◆ **The exercise**:
Identify the lines bearing the string "الولاية" and gather them.

◆ **Material provided**:
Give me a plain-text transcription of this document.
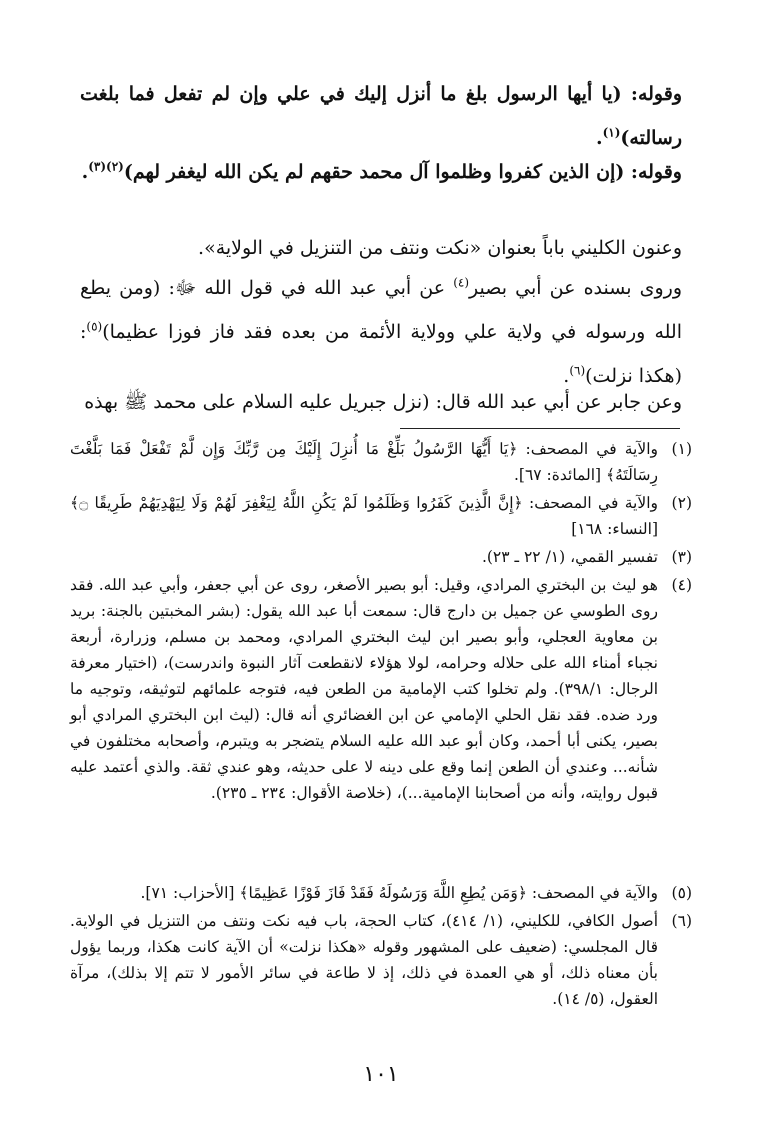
وقوله: (يا أيها الرسول بلغ ما أنزل إليك في علي وإن لم تفعل فما بلغت رسالته)$^{(١)}$.

وقوله: (إن الذين كفروا وظلموا آل محمد حقهم لم يكن الله ليغفر لهم)$^{(٢)(٣)}$.

وعنون الكليني باباً بعنوان «نكت ونتف من التنزيل في الولاية».

وروى بسنده عن أبي بصير$^{(٤)}$ عن أبي عبد الله في قول الله ﷻ: (ومن يطع الله ورسوله في ولاية علي وولاية الأئمة من بعده فقد فاز فوزا عظيما)$^{(٥)}$: (هكذا نزلت)$^{(٦)}$.

وعن جابر عن أبي عبد الله قال: (نزل جبريل عليه السلام على محمد ﷺ بهذه

(١)
والآية في المصحف: ﴿يَا أَيُّهَا الرَّسُولُ بَلِّغْ مَا أُنزِلَ إِلَيْكَ مِن رَّبِّكَ وَإِن لَّمْ تَفْعَلْ فَمَا بَلَّغْتَ رِسَالَتَهُ﴾ [المائدة: ٦٧].
(٢)
والآية في المصحف: ﴿إِنَّ الَّذِينَ كَفَرُوا وَظَلَمُوا لَمْ يَكُنِ اللَّهُ لِيَغْفِرَ لَهُمْ وَلَا لِيَهْدِيَهُمْ طَرِيقًا ۝﴾ [النساء: ١٦٨]
(٣)
تفسير القمي، (١/ ٢٢ ـ ٢٣).
(٤)
هو ليث بن البختري المرادي، وقيل: أبو بصير الأصغر، روى عن أبي جعفر، وأبي عبد الله. فقد روى الطوسي عن جميل بن دارج قال: سمعت أبا عبد الله يقول: (بشر المخبتين بالجنة: بريد بن معاوية العجلي، وأبو بصير ابن ليث البختري المرادي، ومحمد بن مسلم، وزرارة، أربعة نجباء أمناء الله على حلاله وحرامه، لولا هؤلاء لانقطعت آثار النبوة واندرست)، (اختيار معرفة الرجال: ٣٩٨/١). ولم تخلوا كتب الإمامية من الطعن فيه، فتوجه علمائهم لتوثيقه، وتوجيه ما ورد ضده. فقد نقل الحلي الإمامي عن ابن الغضائري أنه قال: (ليث ابن البختري المرادي أبو بصير، يكنى أبا أحمد، وكان أبو عبد الله عليه السلام يتضجر به ويتبرم، وأصحابه مختلفون في شأنه... وعندي أن الطعن إنما وقع على دينه لا على حديثه، وهو عندي ثقة. والذي أعتمد عليه قبول روايته، وأنه من أصحابنا الإمامية...)، (خلاصة الأقوال: ٢٣٤ ـ ٢٣٥).
(٥)
والآية في المصحف: ﴿وَمَن يُطِعِ اللَّهَ وَرَسُولَهُ فَقَدْ فَازَ فَوْزًا عَظِيمًا﴾ [الأحزاب: ٧١].
(٦)
أصول الكافي، للكليني، (١/ ٤١٤)، كتاب الحجة، باب فيه نكت ونتف من التنزيل في الولاية. قال المجلسي: (ضعيف على المشهور وقوله «هكذا نزلت» أن الآية كانت هكذا، وربما يؤول بأن معناه ذلك، أو هي العمدة في ذلك، إذ لا طاعة في سائر الأمور لا تتم إلا بذلك)، مرآة العقول، (٥/ ١٤).
١٠١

◆ **Solution**:
وعنون الكليني باباً بعنوان «نكت ونتف من التنزيل في الولاية».
أصول الكافي، للكليني، (١/ ٤١٤)، كتاب الحجة، باب فيه نكت ونتف من التنزيل في الولاية. قال المجلسي: (ضعيف على المشهور وقوله «هكذا نزلت» أن الآية كانت هكذا، وربما يؤول بأن معناه ذلك، أو هي العمدة في ذلك، إذ لا طاعة في سائر الأمور لا تتم إلا بذلك)، مرآة العقول، (٥/ ١٤).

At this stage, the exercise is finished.